**Record list:**
****
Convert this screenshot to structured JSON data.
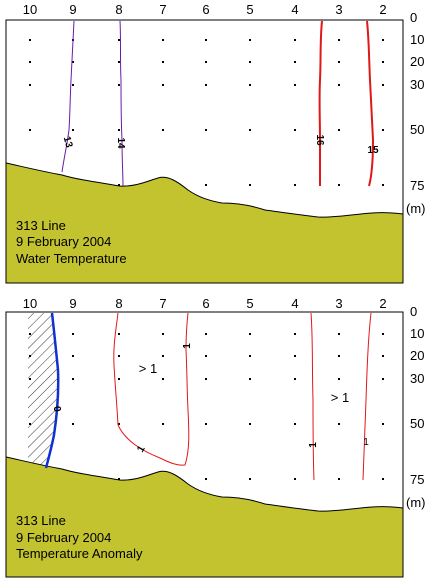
{
  "chart_data": [
    {
      "type": "contour",
      "station_labels": [
        "10",
        "9",
        "8",
        "7",
        "6",
        "5",
        "4",
        "3",
        "2"
      ],
      "depth_labels": [
        "0",
        "10",
        "20",
        "30",
        "50",
        "75"
      ],
      "depth_unit": "(m)",
      "caption": [
        "313 Line",
        "9 February 2004",
        "Water Temperature"
      ],
      "contour_labels": [
        "13",
        "14",
        "16",
        "15"
      ],
      "annotations": [],
      "colors": {
        "bottom_fill": "#c3c330",
        "cold_contour": "#6a1aa8",
        "warm_contour": "#e01818"
      }
    },
    {
      "type": "contour",
      "station_labels": [
        "10",
        "9",
        "8",
        "7",
        "6",
        "5",
        "4",
        "3",
        "2"
      ],
      "depth_labels": [
        "0",
        "10",
        "20",
        "30",
        "50",
        "75"
      ],
      "depth_unit": "(m)",
      "caption": [
        "313 Line",
        "9 February 2004",
        "Temperature Anomaly"
      ],
      "contour_labels": [
        "0",
        "1",
        "1",
        "1",
        "1"
      ],
      "annotations": [
        "> 1",
        "> 1"
      ],
      "colors": {
        "bottom_fill": "#c3c330",
        "zero_contour": "#1030d0",
        "positive_contour": "#e01818"
      }
    }
  ]
}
****
**Your objective:**
Restate each entry word for word, please, but drop any images it holds.

**Exercise result:**
Convert this screenshot to structured JSON data.
{
  "chart_data": [
    {
      "type": "contour",
      "station_labels": [
        "10",
        "9",
        "8",
        "7",
        "6",
        "5",
        "4",
        "3",
        "2"
      ],
      "depth_labels": [
        "0",
        "10",
        "20",
        "30",
        "50",
        "75"
      ],
      "depth_unit": "(m)",
      "caption": [
        "313 Line",
        "9 February 2004",
        "Water Temperature"
      ],
      "contour_labels": [
        "13",
        "14",
        "16",
        "15"
      ],
      "annotations": [],
      "colors": {
        "bottom_fill": "#c3c330",
        "cold_contour": "#6a1aa8",
        "warm_contour": "#e01818"
      }
    },
    {
      "type": "contour",
      "station_labels": [
        "10",
        "9",
        "8",
        "7",
        "6",
        "5",
        "4",
        "3",
        "2"
      ],
      "depth_labels": [
        "0",
        "10",
        "20",
        "30",
        "50",
        "75"
      ],
      "depth_unit": "(m)",
      "caption": [
        "313 Line",
        "9 February 2004",
        "Temperature Anomaly"
      ],
      "contour_labels": [
        "0",
        "1",
        "1",
        "1",
        "1"
      ],
      "annotations": [
        "> 1",
        "> 1"
      ],
      "colors": {
        "bottom_fill": "#c3c330",
        "zero_contour": "#1030d0",
        "positive_contour": "#e01818"
      }
    }
  ]
}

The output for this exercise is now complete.